* BEGIN *

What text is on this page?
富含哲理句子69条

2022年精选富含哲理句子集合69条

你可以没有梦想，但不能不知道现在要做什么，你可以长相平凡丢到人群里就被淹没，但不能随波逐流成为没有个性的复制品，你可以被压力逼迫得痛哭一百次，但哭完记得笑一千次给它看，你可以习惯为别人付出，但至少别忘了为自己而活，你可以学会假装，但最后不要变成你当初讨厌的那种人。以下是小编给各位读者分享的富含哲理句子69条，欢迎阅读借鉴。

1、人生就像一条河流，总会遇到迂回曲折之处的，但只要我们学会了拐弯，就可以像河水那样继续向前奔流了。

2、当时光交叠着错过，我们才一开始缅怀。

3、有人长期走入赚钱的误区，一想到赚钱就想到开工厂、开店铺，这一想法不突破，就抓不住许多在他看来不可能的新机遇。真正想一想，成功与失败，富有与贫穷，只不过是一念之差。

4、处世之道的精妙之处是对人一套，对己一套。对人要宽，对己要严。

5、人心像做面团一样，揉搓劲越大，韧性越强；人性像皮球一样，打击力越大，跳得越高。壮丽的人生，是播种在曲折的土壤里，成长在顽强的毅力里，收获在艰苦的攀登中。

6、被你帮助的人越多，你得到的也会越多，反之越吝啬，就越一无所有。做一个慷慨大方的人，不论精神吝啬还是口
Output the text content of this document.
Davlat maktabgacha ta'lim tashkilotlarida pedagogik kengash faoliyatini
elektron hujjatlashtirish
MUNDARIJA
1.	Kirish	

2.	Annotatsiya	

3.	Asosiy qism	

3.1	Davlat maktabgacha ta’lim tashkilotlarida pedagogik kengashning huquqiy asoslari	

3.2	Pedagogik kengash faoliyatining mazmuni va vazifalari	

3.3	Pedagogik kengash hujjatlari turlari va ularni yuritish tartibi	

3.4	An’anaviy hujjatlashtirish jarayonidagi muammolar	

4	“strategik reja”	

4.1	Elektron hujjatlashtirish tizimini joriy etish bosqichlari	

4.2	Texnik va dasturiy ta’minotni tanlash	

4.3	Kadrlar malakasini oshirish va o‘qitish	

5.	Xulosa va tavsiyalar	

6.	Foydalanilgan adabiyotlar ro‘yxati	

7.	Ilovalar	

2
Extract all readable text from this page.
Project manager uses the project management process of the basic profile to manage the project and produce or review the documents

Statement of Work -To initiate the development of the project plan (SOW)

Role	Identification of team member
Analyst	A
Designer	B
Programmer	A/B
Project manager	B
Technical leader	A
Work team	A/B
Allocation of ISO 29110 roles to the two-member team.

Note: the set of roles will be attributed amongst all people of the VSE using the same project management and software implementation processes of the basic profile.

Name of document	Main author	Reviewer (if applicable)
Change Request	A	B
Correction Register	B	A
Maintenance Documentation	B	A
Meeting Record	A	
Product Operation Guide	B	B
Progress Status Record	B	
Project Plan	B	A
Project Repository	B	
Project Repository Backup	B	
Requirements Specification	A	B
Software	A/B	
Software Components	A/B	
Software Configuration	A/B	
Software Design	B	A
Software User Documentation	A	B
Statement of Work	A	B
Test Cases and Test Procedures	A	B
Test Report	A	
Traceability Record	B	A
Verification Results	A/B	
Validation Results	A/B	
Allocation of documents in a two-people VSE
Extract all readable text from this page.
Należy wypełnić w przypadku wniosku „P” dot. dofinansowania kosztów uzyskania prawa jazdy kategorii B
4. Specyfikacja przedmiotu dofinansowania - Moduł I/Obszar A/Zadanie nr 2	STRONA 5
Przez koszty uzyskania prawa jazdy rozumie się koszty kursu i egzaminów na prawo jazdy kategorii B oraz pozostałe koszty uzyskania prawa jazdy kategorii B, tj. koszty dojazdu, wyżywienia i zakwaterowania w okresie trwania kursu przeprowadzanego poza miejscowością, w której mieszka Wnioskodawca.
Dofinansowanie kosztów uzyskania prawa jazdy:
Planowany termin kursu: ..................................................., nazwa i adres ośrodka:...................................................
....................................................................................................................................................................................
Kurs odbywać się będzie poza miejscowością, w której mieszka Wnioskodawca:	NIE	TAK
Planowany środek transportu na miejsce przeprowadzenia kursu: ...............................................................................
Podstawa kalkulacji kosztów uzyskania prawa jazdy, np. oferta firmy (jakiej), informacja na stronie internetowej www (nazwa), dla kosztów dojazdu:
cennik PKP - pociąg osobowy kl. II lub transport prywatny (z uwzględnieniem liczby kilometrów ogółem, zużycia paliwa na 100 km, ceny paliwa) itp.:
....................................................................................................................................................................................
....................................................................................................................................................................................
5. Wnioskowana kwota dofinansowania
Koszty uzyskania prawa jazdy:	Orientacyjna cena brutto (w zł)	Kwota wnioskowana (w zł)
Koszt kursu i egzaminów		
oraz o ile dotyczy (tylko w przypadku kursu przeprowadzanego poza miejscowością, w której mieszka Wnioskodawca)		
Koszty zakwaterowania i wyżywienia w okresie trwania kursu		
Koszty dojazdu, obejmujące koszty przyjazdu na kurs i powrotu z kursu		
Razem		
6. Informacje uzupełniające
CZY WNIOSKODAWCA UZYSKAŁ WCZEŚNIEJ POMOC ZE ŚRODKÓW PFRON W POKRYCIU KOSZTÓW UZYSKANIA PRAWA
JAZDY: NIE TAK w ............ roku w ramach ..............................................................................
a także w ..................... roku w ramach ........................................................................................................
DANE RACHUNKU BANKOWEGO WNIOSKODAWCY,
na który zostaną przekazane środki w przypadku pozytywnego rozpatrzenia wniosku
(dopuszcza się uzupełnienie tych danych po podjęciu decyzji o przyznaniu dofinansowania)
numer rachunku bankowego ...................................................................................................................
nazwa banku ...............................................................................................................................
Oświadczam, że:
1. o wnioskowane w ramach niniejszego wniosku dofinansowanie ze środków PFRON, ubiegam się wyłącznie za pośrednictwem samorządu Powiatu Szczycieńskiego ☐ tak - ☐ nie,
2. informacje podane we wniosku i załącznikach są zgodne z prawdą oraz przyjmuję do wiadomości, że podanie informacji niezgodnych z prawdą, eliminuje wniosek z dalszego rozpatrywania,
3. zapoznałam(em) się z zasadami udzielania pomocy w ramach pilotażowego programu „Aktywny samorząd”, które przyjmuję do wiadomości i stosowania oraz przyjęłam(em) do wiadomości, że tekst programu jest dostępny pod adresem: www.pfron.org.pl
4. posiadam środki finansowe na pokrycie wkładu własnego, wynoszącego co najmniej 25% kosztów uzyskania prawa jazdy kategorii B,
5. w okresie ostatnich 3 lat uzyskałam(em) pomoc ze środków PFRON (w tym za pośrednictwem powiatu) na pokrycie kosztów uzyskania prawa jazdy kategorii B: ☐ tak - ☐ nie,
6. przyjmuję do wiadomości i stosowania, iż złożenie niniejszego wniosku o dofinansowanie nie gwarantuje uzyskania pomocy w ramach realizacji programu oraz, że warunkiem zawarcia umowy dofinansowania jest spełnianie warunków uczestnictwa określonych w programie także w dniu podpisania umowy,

* END *

> **Job**
Print the records above in full, exactly.

> **Solution to this problem**
What text is on this page?
富含哲理句子69条

2022年精选富含哲理句子集合69条

你可以没有梦想，但不能不知道现在要做什么，你可以长相平凡丢到人群里就被淹没，但不能随波逐流成为没有个性的复制品，你可以被压力逼迫得痛哭一百次，但哭完记得笑一千次给它看，你可以习惯为别人付出，但至少别忘了为自己而活，你可以学会假装，但最后不要变成你当初讨厌的那种人。以下是小编给各位读者分享的富含哲理句子69条，欢迎阅读借鉴。

1、人生就像一条河流，总会遇到迂回曲折之处的，但只要我们学会了拐弯，就可以像河水那样继续向前奔流了。

2、当时光交叠着错过，我们才一开始缅怀。

3、有人长期走入赚钱的误区，一想到赚钱就想到开工厂、开店铺，这一想法不突破，就抓不住许多在他看来不可能的新机遇。真正想一想，成功与失败，富有与贫穷，只不过是一念之差。

4、处世之道的精妙之处是对人一套，对己一套。对人要宽，对己要严。

5、人心像做面团一样，揉搓劲越大，韧性越强；人性像皮球一样，打击力越大，跳得越高。壮丽的人生，是播种在曲折的土壤里，成长在顽强的毅力里，收获在艰苦的攀登中。

6、被你帮助的人越多，你得到的也会越多，反之越吝啬，就越一无所有。做一个慷慨大方的人，不论精神吝啬还是口
Output the text content of this document.
Davlat maktabgacha ta'lim tashkilotlarida pedagogik kengash faoliyatini
elektron hujjatlashtirish
MUNDARIJA
1.	Kirish	

2.	Annotatsiya	

3.	Asosiy qism	

3.1	Davlat maktabgacha ta’lim tashkilotlarida pedagogik kengashning huquqiy asoslari	

3.2	Pedagogik kengash faoliyatining mazmuni va vazifalari	

3.3	Pedagogik kengash hujjatlari turlari va ularni yuritish tartibi	

3.4	An’anaviy hujjatlashtirish jarayonidagi muammolar	

4	“strategik reja”	

4.1	Elektron hujjatlashtirish tizimini joriy etish bosqichlari	

4.2	Texnik va dasturiy ta’minotni tanlash	

4.3	Kadrlar malakasini oshirish va o‘qitish	

5.	Xulosa va tavsiyalar	

6.	Foydalanilgan adabiyotlar ro‘yxati	

7.	Ilovalar	

2
Extract all readable text from this page.
Project manager uses the project management process of the basic profile to manage the project and produce or review the documents

Statement of Work -To initiate the development of the project plan (SOW)

Role	Identification of team member
Analyst	A
Designer	B
Programmer	A/B
Project manager	B
Technical leader	A
Work team	A/B
Allocation of ISO 29110 roles to the two-member team.

Note: the set of roles will be attributed amongst all people of the VSE using the same project management and software implementation processes of the basic profile.

Name of document	Main author	Reviewer (if applicable)
Change Request	A	B
Correction Register	B	A
Maintenance Documentation	B	A
Meeting Record	A	
Product Operation Guide	B	B
Progress Status Record	B	
Project Plan	B	A
Project Repository	B	
Project Repository Backup	B	
Requirements Specification	A	B
Software	A/B	
Software Components	A/B	
Software Configuration	A/B	
Software Design	B	A
Software User Documentation	A	B
Statement of Work	A	B
Test Cases and Test Procedures	A	B
Test Report	A	
Traceability Record	B	A
Verification Results	A/B	
Validation Results	A/B	
Allocation of documents in a two-people VSE
Extract all readable text from this page.
Należy wypełnić w przypadku wniosku „P” dot. dofinansowania kosztów uzyskania prawa jazdy kategorii B
4. Specyfikacja przedmiotu dofinansowania - Moduł I/Obszar A/Zadanie nr 2	STRONA 5
Przez koszty uzyskania prawa jazdy rozumie się koszty kursu i egzaminów na prawo jazdy kategorii B oraz pozostałe koszty uzyskania prawa jazdy kategorii B, tj. koszty dojazdu, wyżywienia i zakwaterowania w okresie trwania kursu przeprowadzanego poza miejscowością, w której mieszka Wnioskodawca.
Dofinansowanie kosztów uzyskania prawa jazdy:
Planowany termin kursu: ..................................................., nazwa i adres ośrodka:...................................................
....................................................................................................................................................................................
Kurs odbywać się będzie poza miejscowością, w której mieszka Wnioskodawca:	NIE	TAK
Planowany środek transportu na miejsce przeprowadzenia kursu: ...............................................................................
Podstawa kalkulacji kosztów uzyskania prawa jazdy, np. oferta firmy (jakiej), informacja na stronie internetowej www (nazwa), dla kosztów dojazdu:
cennik PKP - pociąg osobowy kl. II lub transport prywatny (z uwzględnieniem liczby kilometrów ogółem, zużycia paliwa na 100 km, ceny paliwa) itp.:
....................................................................................................................................................................................
....................................................................................................................................................................................
5. Wnioskowana kwota dofinansowania
Koszty uzyskania prawa jazdy:	Orientacyjna cena brutto (w zł)	Kwota wnioskowana (w zł)
Koszt kursu i egzaminów		
oraz o ile dotyczy (tylko w przypadku kursu przeprowadzanego poza miejscowością, w której mieszka Wnioskodawca)		
Koszty zakwaterowania i wyżywienia w okresie trwania kursu		
Koszty dojazdu, obejmujące koszty przyjazdu na kurs i powrotu z kursu		
Razem		
6. Informacje uzupełniające
CZY WNIOSKODAWCA UZYSKAŁ WCZEŚNIEJ POMOC ZE ŚRODKÓW PFRON W POKRYCIU KOSZTÓW UZYSKANIA PRAWA
JAZDY: NIE TAK w ............ roku w ramach ..............................................................................
a także w ..................... roku w ramach ........................................................................................................
DANE RACHUNKU BANKOWEGO WNIOSKODAWCY,
na który zostaną przekazane środki w przypadku pozytywnego rozpatrzenia wniosku
(dopuszcza się uzupełnienie tych danych po podjęciu decyzji o przyznaniu dofinansowania)
numer rachunku bankowego ...................................................................................................................
nazwa banku ...............................................................................................................................
Oświadczam, że:
1. o wnioskowane w ramach niniejszego wniosku dofinansowanie ze środków PFRON, ubiegam się wyłącznie za pośrednictwem samorządu Powiatu Szczycieńskiego ☐ tak - ☐ nie,
2. informacje podane we wniosku i załącznikach są zgodne z prawdą oraz przyjmuję do wiadomości, że podanie informacji niezgodnych z prawdą, eliminuje wniosek z dalszego rozpatrywania,
3. zapoznałam(em) się z zasadami udzielania pomocy w ramach pilotażowego programu „Aktywny samorząd”, które przyjmuję do wiadomości i stosowania oraz przyjęłam(em) do wiadomości, że tekst programu jest dostępny pod adresem: www.pfron.org.pl
4. posiadam środki finansowe na pokrycie wkładu własnego, wynoszącego co najmniej 25% kosztów uzyskania prawa jazdy kategorii B,
5. w okresie ostatnich 3 lat uzyskałam(em) pomoc ze środków PFRON (w tym za pośrednictwem powiatu) na pokrycie kosztów uzyskania prawa jazdy kategorii B: ☐ tak - ☐ nie,
6. przyjmuję do wiadomości i stosowania, iż złożenie niniejszego wniosku o dofinansowanie nie gwarantuje uzyskania pomocy w ramach realizacji programu oraz, że warunkiem zawarcia umowy dofinansowania jest spełnianie warunków uczestnictwa określonych w programie także w dniu podpisania umowy,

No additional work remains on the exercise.